Provided material:
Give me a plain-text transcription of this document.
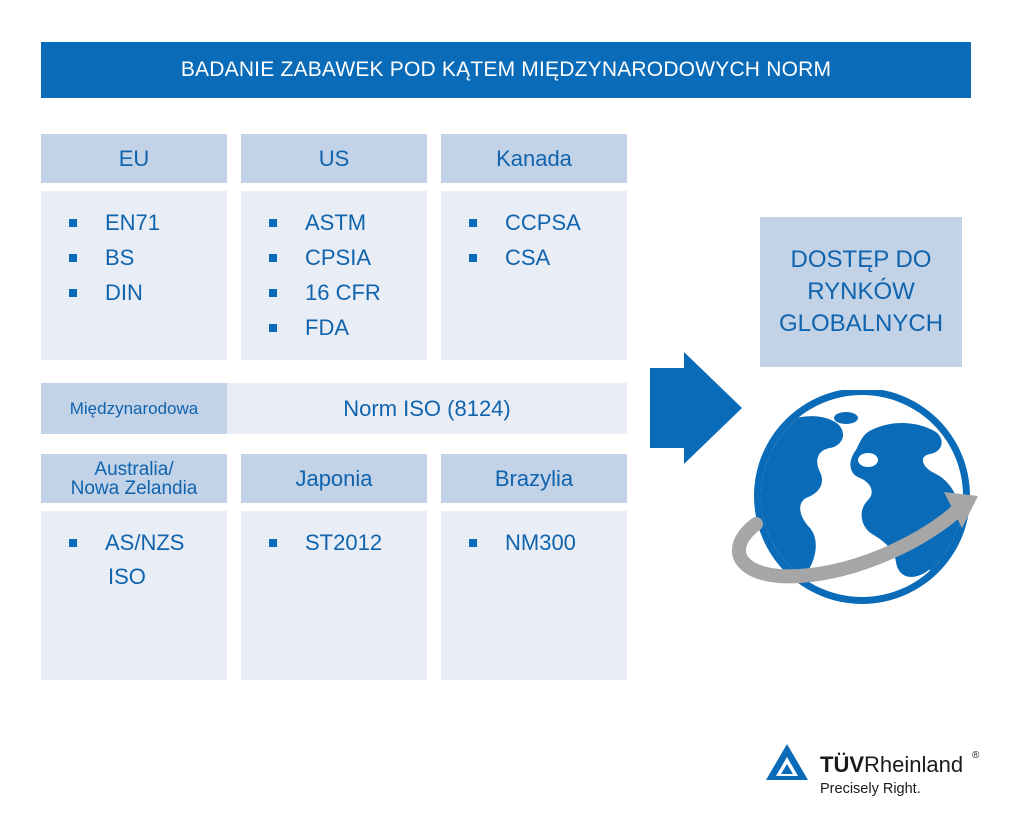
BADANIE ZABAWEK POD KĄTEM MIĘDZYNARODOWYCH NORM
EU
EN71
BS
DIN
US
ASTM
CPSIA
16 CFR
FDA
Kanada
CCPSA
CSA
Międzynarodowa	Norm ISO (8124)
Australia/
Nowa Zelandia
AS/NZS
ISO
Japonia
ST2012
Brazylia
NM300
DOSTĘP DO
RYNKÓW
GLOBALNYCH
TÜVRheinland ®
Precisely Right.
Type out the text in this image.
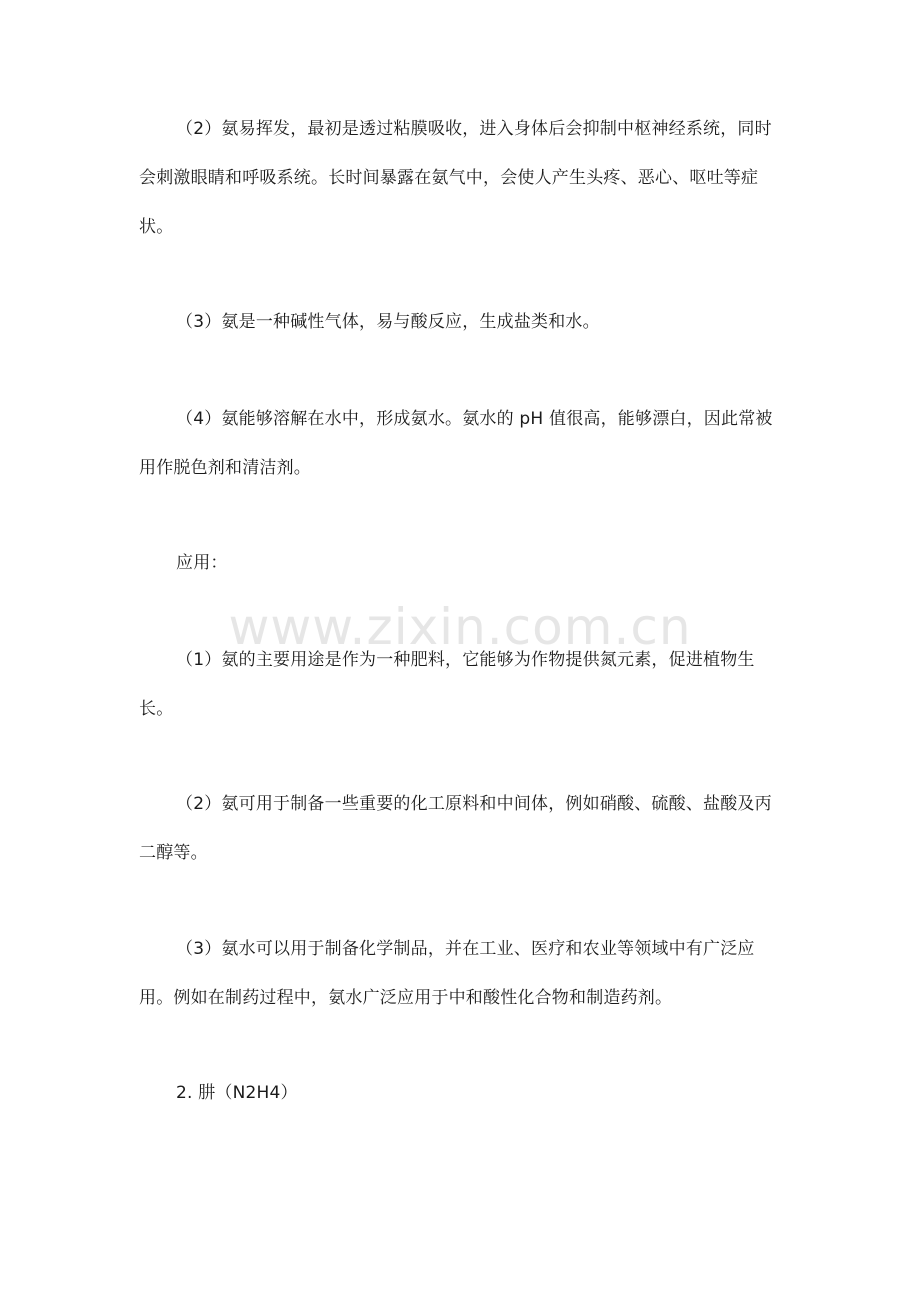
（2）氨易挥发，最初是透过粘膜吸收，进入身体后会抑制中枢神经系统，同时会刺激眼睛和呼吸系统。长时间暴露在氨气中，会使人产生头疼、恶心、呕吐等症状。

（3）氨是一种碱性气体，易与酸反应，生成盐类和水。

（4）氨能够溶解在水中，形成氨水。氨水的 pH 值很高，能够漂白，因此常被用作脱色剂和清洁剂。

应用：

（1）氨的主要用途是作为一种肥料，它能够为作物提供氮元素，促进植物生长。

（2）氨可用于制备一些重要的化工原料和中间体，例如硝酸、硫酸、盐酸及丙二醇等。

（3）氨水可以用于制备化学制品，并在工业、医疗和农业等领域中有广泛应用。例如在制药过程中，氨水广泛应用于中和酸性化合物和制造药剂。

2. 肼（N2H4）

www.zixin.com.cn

...

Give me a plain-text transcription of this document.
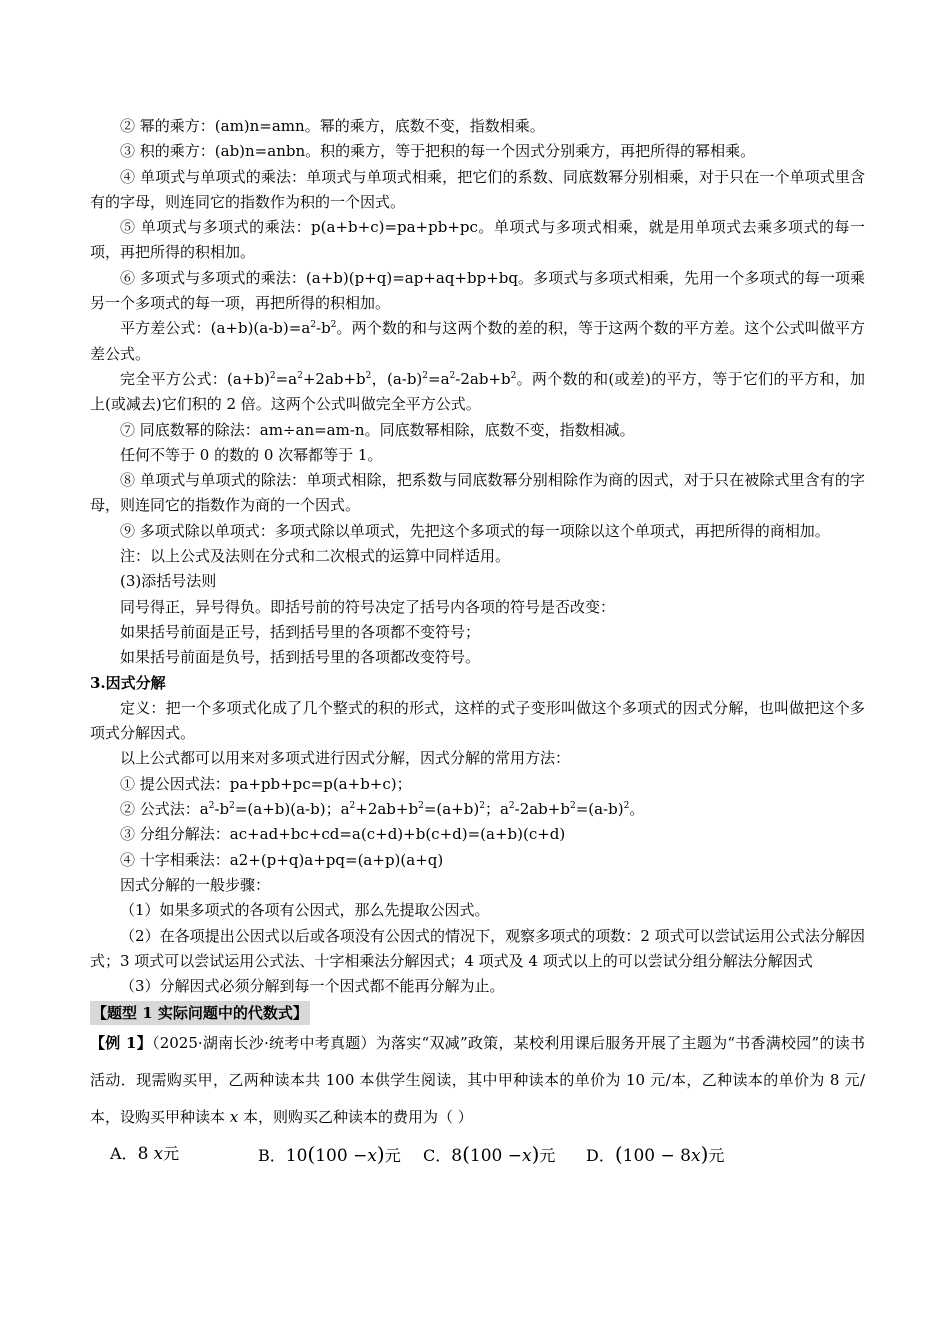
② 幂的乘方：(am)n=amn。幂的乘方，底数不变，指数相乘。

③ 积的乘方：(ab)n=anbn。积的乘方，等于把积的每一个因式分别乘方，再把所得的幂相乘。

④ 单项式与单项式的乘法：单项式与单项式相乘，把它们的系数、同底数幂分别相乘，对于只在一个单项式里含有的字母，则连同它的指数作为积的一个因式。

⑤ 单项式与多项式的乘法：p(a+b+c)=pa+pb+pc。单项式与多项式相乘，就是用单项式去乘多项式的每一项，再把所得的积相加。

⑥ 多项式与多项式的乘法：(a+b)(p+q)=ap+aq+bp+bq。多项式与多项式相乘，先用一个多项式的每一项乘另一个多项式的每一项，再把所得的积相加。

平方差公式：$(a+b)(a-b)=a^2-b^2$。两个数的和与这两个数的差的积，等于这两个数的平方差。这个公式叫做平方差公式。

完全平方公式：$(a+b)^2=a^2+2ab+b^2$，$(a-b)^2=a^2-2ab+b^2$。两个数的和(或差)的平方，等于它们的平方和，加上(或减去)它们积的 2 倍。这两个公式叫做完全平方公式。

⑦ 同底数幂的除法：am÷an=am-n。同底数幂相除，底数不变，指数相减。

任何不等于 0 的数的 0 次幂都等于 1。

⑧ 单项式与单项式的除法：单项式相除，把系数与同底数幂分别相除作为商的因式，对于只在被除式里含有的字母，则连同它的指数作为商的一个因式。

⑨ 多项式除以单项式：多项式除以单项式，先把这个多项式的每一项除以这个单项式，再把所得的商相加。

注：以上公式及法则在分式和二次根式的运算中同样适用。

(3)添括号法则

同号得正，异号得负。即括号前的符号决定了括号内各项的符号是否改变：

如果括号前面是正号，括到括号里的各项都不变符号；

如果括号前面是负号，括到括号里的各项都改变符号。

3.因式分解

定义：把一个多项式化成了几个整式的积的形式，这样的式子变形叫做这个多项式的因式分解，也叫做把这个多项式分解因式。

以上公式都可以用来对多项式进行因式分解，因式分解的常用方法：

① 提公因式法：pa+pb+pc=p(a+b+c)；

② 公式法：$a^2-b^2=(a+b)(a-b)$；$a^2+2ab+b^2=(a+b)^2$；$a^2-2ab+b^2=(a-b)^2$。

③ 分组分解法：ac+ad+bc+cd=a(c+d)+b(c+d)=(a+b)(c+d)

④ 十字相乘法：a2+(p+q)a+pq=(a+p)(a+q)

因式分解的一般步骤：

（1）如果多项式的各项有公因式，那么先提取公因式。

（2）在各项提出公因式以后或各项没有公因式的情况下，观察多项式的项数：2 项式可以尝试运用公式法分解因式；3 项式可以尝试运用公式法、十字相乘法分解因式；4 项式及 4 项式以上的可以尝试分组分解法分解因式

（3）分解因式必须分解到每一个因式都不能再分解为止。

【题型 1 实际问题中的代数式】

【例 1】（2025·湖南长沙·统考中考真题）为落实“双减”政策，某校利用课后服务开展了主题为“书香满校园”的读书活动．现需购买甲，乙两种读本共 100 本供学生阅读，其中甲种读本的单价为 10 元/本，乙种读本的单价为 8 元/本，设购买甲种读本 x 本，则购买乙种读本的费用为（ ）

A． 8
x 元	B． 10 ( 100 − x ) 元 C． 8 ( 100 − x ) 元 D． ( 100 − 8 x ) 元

Exercise prompt:
Look for lines containing the string "底数不变" and copy them all.

Output:
② 幂的乘方：(am)n=amn。幂的乘方，底数不变，指数相乘。
⑦ 同底数幂的除法：am÷an=am-n。同底数幂相除，底数不变，指数相减。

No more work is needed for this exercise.